Goal of the exercise:
Transcribe every line of the listing below without any deviation.

Data for this exercise:
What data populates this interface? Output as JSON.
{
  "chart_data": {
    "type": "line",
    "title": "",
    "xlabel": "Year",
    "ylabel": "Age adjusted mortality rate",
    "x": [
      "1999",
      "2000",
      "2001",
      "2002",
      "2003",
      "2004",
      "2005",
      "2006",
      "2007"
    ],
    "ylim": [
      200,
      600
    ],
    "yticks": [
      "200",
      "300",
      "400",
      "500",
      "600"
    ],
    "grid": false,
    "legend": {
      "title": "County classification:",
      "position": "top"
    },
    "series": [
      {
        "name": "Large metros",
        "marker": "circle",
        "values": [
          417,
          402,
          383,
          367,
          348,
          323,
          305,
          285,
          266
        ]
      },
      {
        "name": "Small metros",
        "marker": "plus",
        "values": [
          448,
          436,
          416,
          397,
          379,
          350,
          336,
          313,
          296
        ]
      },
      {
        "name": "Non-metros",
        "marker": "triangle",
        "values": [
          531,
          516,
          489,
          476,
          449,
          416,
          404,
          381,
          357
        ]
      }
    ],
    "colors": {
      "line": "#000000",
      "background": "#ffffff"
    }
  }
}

Response:
What data populates this interface? Output as JSON.
{
  "chart_data": {
    "type": "line",
    "title": "",
    "xlabel": "Year",
    "ylabel": "Age adjusted mortality rate",
    "x": [
      "1999",
      "2000",
      "2001",
      "2002",
      "2003",
      "2004",
      "2005",
      "2006",
      "2007"
    ],
    "ylim": [
      200,
      600
    ],
    "yticks": [
      "200",
      "300",
      "400",
      "500",
      "600"
    ],
    "grid": false,
    "legend": {
      "title": "County classification:",
      "position": "top"
    },
    "series": [
      {
        "name": "Large metros",
        "marker": "circle",
        "values": [
          417,
          402,
          383,
          367,
          348,
          323,
          305,
          285,
          266
        ]
      },
      {
        "name": "Small metros",
        "marker": "plus",
        "values": [
          448,
          436,
          416,
          397,
          379,
          350,
          336,
          313,
          296
        ]
      },
      {
        "name": "Non-metros",
        "marker": "triangle",
        "values": [
          531,
          516,
          489,
          476,
          449,
          416,
          404,
          381,
          357
        ]
      }
    ],
    "colors": {
      "line": "#000000",
      "background": "#ffffff"
    }
  }
}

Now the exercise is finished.